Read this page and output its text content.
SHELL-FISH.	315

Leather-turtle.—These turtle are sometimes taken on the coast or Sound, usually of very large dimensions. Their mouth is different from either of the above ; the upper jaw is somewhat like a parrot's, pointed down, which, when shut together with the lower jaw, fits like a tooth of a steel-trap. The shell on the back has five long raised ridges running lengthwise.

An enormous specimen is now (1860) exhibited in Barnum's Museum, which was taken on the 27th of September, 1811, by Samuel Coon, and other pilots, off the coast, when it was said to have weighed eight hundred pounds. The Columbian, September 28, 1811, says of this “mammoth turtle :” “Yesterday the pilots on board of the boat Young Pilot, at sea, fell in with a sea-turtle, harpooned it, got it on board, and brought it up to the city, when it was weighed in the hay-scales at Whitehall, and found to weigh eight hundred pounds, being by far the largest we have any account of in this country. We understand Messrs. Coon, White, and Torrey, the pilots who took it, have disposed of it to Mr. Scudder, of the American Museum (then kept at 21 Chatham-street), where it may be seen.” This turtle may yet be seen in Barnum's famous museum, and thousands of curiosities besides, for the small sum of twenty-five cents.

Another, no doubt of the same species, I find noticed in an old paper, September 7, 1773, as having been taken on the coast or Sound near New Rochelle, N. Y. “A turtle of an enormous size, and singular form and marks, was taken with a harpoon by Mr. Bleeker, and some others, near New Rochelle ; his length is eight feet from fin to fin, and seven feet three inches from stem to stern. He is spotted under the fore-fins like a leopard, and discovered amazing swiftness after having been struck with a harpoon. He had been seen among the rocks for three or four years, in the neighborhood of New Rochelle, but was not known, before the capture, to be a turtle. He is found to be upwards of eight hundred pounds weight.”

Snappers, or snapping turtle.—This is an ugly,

========================================

> _Problem details_: Produce an exact copy of all the records.

> _Completed exercise_:
Read this page and output its text content.
SHELL-FISH.	315

Leather-turtle.—These turtle are sometimes taken on the coast or Sound, usually of very large dimensions. Their mouth is different from either of the above ; the upper jaw is somewhat like a parrot's, pointed down, which, when shut together with the lower jaw, fits like a tooth of a steel-trap. The shell on the back has five long raised ridges running lengthwise.

An enormous specimen is now (1860) exhibited in Barnum's Museum, which was taken on the 27th of September, 1811, by Samuel Coon, and other pilots, off the coast, when it was said to have weighed eight hundred pounds. The Columbian, September 28, 1811, says of this “mammoth turtle :” “Yesterday the pilots on board of the boat Young Pilot, at sea, fell in with a sea-turtle, harpooned it, got it on board, and brought it up to the city, when it was weighed in the hay-scales at Whitehall, and found to weigh eight hundred pounds, being by far the largest we have any account of in this country. We understand Messrs. Coon, White, and Torrey, the pilots who took it, have disposed of it to Mr. Scudder, of the American Museum (then kept at 21 Chatham-street), where it may be seen.” This turtle may yet be seen in Barnum's famous museum, and thousands of curiosities besides, for the small sum of twenty-five cents.

Another, no doubt of the same species, I find noticed in an old paper, September 7, 1773, as having been taken on the coast or Sound near New Rochelle, N. Y. “A turtle of an enormous size, and singular form and marks, was taken with a harpoon by Mr. Bleeker, and some others, near New Rochelle ; his length is eight feet from fin to fin, and seven feet three inches from stem to stern. He is spotted under the fore-fins like a leopard, and discovered amazing swiftness after having been struck with a harpoon. He had been seen among the rocks for three or four years, in the neighborhood of New Rochelle, but was not known, before the capture, to be a turtle. He is found to be upwards of eight hundred pounds weight.”

Snappers, or snapping turtle.—This is an ugly,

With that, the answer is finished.